— Start of The records —
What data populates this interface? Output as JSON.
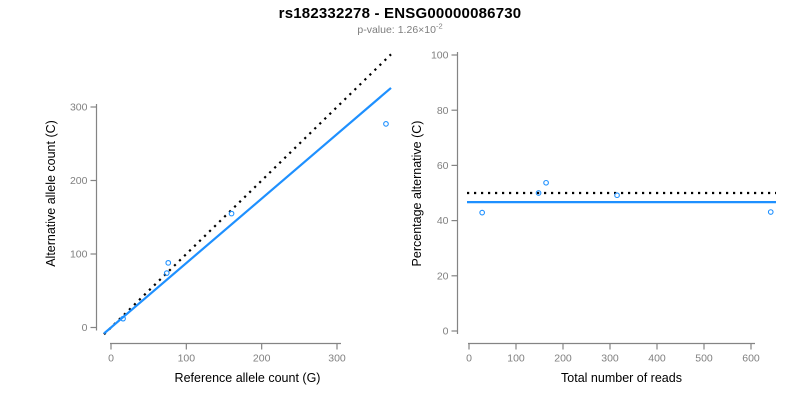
{
  "title": "rs182332278 - ENSG00000086730",
  "subtitle": {
    "label": "p-value:",
    "coefficient": "1.26×10",
    "exponent": "-2"
  },
  "colors": {
    "accent_blue": "#1E90FF",
    "line_black": "#000000",
    "axis_gray": "#848484",
    "tick_label_gray": "#808080",
    "subtitle_gray": "#7d7d7d",
    "title_black": "#000000",
    "background": "#ffffff"
  },
  "chart_data": [
    {
      "type": "scatter",
      "xlabel": "Reference allele count (G)",
      "ylabel": "Alternative allele count (C)",
      "xlim": [
        0,
        380
      ],
      "ylim": [
        0,
        375
      ],
      "xticks": [
        0,
        100,
        200,
        300
      ],
      "yticks": [
        0,
        100,
        200,
        300
      ],
      "marker": "open-circle",
      "grid": false,
      "legend": "none",
      "points": [
        {
          "x": 16,
          "y": 12
        },
        {
          "x": 74,
          "y": 74
        },
        {
          "x": 76,
          "y": 88
        },
        {
          "x": 160,
          "y": 155
        },
        {
          "x": 365,
          "y": 277
        }
      ],
      "lines": [
        {
          "name": "identity-line",
          "style": "dotted",
          "color": "#000000",
          "slope": 1,
          "intercept": 0
        },
        {
          "name": "fit-line",
          "style": "solid",
          "color": "#1E90FF",
          "slope": 0.877,
          "intercept": 0
        }
      ]
    },
    {
      "type": "scatter",
      "xlabel": "Total number of reads",
      "ylabel": "Percentage alternative (C)",
      "xlim": [
        0,
        668
      ],
      "ylim": [
        0,
        100
      ],
      "xticks": [
        0,
        100,
        200,
        300,
        400,
        500,
        600
      ],
      "yticks": [
        0,
        20,
        40,
        60,
        80,
        100
      ],
      "marker": "open-circle",
      "grid": false,
      "legend": "none",
      "points": [
        {
          "x": 28,
          "y": 42.9
        },
        {
          "x": 148,
          "y": 50
        },
        {
          "x": 164,
          "y": 53.7
        },
        {
          "x": 315,
          "y": 49.2
        },
        {
          "x": 642,
          "y": 43.1
        }
      ],
      "lines": [
        {
          "name": "expected-line",
          "style": "dotted",
          "color": "#000000",
          "y": 50
        },
        {
          "name": "fit-line",
          "style": "solid",
          "color": "#1E90FF",
          "y": 46.7
        }
      ]
    }
  ]
}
— End of The records —
■ **Directive**
Quote all of the entries word for word, omitting any pictures.

■ **Expected answer**
What data populates this interface? Output as JSON.
{
  "title": "rs182332278 - ENSG00000086730",
  "subtitle": {
    "label": "p-value:",
    "coefficient": "1.26×10",
    "exponent": "-2"
  },
  "colors": {
    "accent_blue": "#1E90FF",
    "line_black": "#000000",
    "axis_gray": "#848484",
    "tick_label_gray": "#808080",
    "subtitle_gray": "#7d7d7d",
    "title_black": "#000000",
    "background": "#ffffff"
  },
  "chart_data": [
    {
      "type": "scatter",
      "xlabel": "Reference allele count (G)",
      "ylabel": "Alternative allele count (C)",
      "xlim": [
        0,
        380
      ],
      "ylim": [
        0,
        375
      ],
      "xticks": [
        0,
        100,
        200,
        300
      ],
      "yticks": [
        0,
        100,
        200,
        300
      ],
      "marker": "open-circle",
      "grid": false,
      "legend": "none",
      "points": [
        {
          "x": 16,
          "y": 12
        },
        {
          "x": 74,
          "y": 74
        },
        {
          "x": 76,
          "y": 88
        },
        {
          "x": 160,
          "y": 155
        },
        {
          "x": 365,
          "y": 277
        }
      ],
      "lines": [
        {
          "name": "identity-line",
          "style": "dotted",
          "color": "#000000",
          "slope": 1,
          "intercept": 0
        },
        {
          "name": "fit-line",
          "style": "solid",
          "color": "#1E90FF",
          "slope": 0.877,
          "intercept": 0
        }
      ]
    },
    {
      "type": "scatter",
      "xlabel": "Total number of reads",
      "ylabel": "Percentage alternative (C)",
      "xlim": [
        0,
        668
      ],
      "ylim": [
        0,
        100
      ],
      "xticks": [
        0,
        100,
        200,
        300,
        400,
        500,
        600
      ],
      "yticks": [
        0,
        20,
        40,
        60,
        80,
        100
      ],
      "marker": "open-circle",
      "grid": false,
      "legend": "none",
      "points": [
        {
          "x": 28,
          "y": 42.9
        },
        {
          "x": 148,
          "y": 50
        },
        {
          "x": 164,
          "y": 53.7
        },
        {
          "x": 315,
          "y": 49.2
        },
        {
          "x": 642,
          "y": 43.1
        }
      ],
      "lines": [
        {
          "name": "expected-line",
          "style": "dotted",
          "color": "#000000",
          "y": 50
        },
        {
          "name": "fit-line",
          "style": "solid",
          "color": "#1E90FF",
          "y": 46.7
        }
      ]
    }
  ]
}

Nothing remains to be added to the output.